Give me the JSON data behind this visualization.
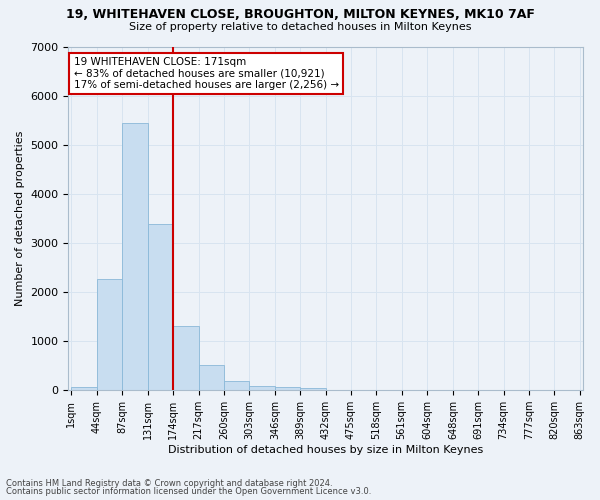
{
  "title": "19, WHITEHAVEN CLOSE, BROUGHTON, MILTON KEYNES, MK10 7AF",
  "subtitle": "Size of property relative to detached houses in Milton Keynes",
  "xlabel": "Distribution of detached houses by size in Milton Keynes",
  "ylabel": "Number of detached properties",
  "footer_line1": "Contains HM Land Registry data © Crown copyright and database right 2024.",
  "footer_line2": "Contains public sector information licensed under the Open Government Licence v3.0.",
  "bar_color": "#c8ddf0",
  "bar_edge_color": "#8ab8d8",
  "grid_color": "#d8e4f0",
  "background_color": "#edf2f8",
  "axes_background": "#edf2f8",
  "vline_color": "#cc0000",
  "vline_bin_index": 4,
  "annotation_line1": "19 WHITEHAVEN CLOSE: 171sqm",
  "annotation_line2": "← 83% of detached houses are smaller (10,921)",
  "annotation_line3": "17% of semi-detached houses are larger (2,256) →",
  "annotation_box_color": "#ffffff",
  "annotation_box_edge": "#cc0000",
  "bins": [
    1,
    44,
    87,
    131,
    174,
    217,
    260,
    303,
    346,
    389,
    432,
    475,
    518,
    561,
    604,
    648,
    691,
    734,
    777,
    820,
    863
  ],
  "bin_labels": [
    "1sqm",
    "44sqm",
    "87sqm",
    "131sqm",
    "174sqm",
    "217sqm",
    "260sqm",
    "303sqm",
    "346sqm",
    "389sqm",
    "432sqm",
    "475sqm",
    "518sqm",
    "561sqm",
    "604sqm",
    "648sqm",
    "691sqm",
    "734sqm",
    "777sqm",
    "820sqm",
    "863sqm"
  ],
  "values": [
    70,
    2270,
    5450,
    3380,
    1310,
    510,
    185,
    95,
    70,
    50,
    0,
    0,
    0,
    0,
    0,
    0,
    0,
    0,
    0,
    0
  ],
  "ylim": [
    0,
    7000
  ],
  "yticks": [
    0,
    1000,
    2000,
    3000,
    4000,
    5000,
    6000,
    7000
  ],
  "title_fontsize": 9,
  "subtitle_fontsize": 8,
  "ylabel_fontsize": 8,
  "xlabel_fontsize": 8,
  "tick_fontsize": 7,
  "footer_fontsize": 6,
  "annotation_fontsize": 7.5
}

▶ **THE PROBLEM**
Repeat all of the data above word for word, minus the pictures.

▶ **COMPLETE ANSWER**
Give me the JSON data behind this visualization.
{
  "title": "19, WHITEHAVEN CLOSE, BROUGHTON, MILTON KEYNES, MK10 7AF",
  "subtitle": "Size of property relative to detached houses in Milton Keynes",
  "xlabel": "Distribution of detached houses by size in Milton Keynes",
  "ylabel": "Number of detached properties",
  "footer_line1": "Contains HM Land Registry data © Crown copyright and database right 2024.",
  "footer_line2": "Contains public sector information licensed under the Open Government Licence v3.0.",
  "bar_color": "#c8ddf0",
  "bar_edge_color": "#8ab8d8",
  "grid_color": "#d8e4f0",
  "background_color": "#edf2f8",
  "axes_background": "#edf2f8",
  "vline_color": "#cc0000",
  "vline_bin_index": 4,
  "annotation_line1": "19 WHITEHAVEN CLOSE: 171sqm",
  "annotation_line2": "← 83% of detached houses are smaller (10,921)",
  "annotation_line3": "17% of semi-detached houses are larger (2,256) →",
  "annotation_box_color": "#ffffff",
  "annotation_box_edge": "#cc0000",
  "bins": [
    1,
    44,
    87,
    131,
    174,
    217,
    260,
    303,
    346,
    389,
    432,
    475,
    518,
    561,
    604,
    648,
    691,
    734,
    777,
    820,
    863
  ],
  "bin_labels": [
    "1sqm",
    "44sqm",
    "87sqm",
    "131sqm",
    "174sqm",
    "217sqm",
    "260sqm",
    "303sqm",
    "346sqm",
    "389sqm",
    "432sqm",
    "475sqm",
    "518sqm",
    "561sqm",
    "604sqm",
    "648sqm",
    "691sqm",
    "734sqm",
    "777sqm",
    "820sqm",
    "863sqm"
  ],
  "values": [
    70,
    2270,
    5450,
    3380,
    1310,
    510,
    185,
    95,
    70,
    50,
    0,
    0,
    0,
    0,
    0,
    0,
    0,
    0,
    0,
    0
  ],
  "ylim": [
    0,
    7000
  ],
  "yticks": [
    0,
    1000,
    2000,
    3000,
    4000,
    5000,
    6000,
    7000
  ],
  "title_fontsize": 9,
  "subtitle_fontsize": 8,
  "ylabel_fontsize": 8,
  "xlabel_fontsize": 8,
  "tick_fontsize": 7,
  "footer_fontsize": 6,
  "annotation_fontsize": 7.5
}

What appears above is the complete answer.